Records from a collection:
-- BEGIN --

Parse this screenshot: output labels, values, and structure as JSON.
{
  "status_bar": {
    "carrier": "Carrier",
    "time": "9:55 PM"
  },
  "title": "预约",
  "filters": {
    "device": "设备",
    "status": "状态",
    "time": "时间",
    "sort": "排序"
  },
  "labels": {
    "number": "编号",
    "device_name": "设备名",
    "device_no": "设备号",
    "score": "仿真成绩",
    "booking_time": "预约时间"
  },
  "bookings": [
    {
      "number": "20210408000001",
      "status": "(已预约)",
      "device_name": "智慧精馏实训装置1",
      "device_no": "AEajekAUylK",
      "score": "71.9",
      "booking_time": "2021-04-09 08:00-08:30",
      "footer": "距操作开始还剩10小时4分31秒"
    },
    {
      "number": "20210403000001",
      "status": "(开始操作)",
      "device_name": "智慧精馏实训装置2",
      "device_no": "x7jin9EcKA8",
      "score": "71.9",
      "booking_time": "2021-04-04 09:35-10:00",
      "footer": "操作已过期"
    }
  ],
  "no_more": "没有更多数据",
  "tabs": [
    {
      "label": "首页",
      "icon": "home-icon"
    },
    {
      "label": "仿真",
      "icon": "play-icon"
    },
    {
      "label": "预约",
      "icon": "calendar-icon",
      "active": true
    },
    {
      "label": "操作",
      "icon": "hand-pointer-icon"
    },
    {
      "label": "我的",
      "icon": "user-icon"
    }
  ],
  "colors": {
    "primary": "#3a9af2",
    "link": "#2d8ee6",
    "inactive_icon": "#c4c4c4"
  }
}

-- END --

Given exercise -> Copy all data exactly, start to finish.

Complete answer ->
Parse this screenshot: output labels, values, and structure as JSON.
{
  "status_bar": {
    "carrier": "Carrier",
    "time": "9:55 PM"
  },
  "title": "预约",
  "filters": {
    "device": "设备",
    "status": "状态",
    "time": "时间",
    "sort": "排序"
  },
  "labels": {
    "number": "编号",
    "device_name": "设备名",
    "device_no": "设备号",
    "score": "仿真成绩",
    "booking_time": "预约时间"
  },
  "bookings": [
    {
      "number": "20210408000001",
      "status": "(已预约)",
      "device_name": "智慧精馏实训装置1",
      "device_no": "AEajekAUylK",
      "score": "71.9",
      "booking_time": "2021-04-09 08:00-08:30",
      "footer": "距操作开始还剩10小时4分31秒"
    },
    {
      "number": "20210403000001",
      "status": "(开始操作)",
      "device_name": "智慧精馏实训装置2",
      "device_no": "x7jin9EcKA8",
      "score": "71.9",
      "booking_time": "2021-04-04 09:35-10:00",
      "footer": "操作已过期"
    }
  ],
  "no_more": "没有更多数据",
  "tabs": [
    {
      "label": "首页",
      "icon": "home-icon"
    },
    {
      "label": "仿真",
      "icon": "play-icon"
    },
    {
      "label": "预约",
      "icon": "calendar-icon",
      "active": true
    },
    {
      "label": "操作",
      "icon": "hand-pointer-icon"
    },
    {
      "label": "我的",
      "icon": "user-icon"
    }
  ],
  "colors": {
    "primary": "#3a9af2",
    "link": "#2d8ee6",
    "inactive_icon": "#c4c4c4"
  }
}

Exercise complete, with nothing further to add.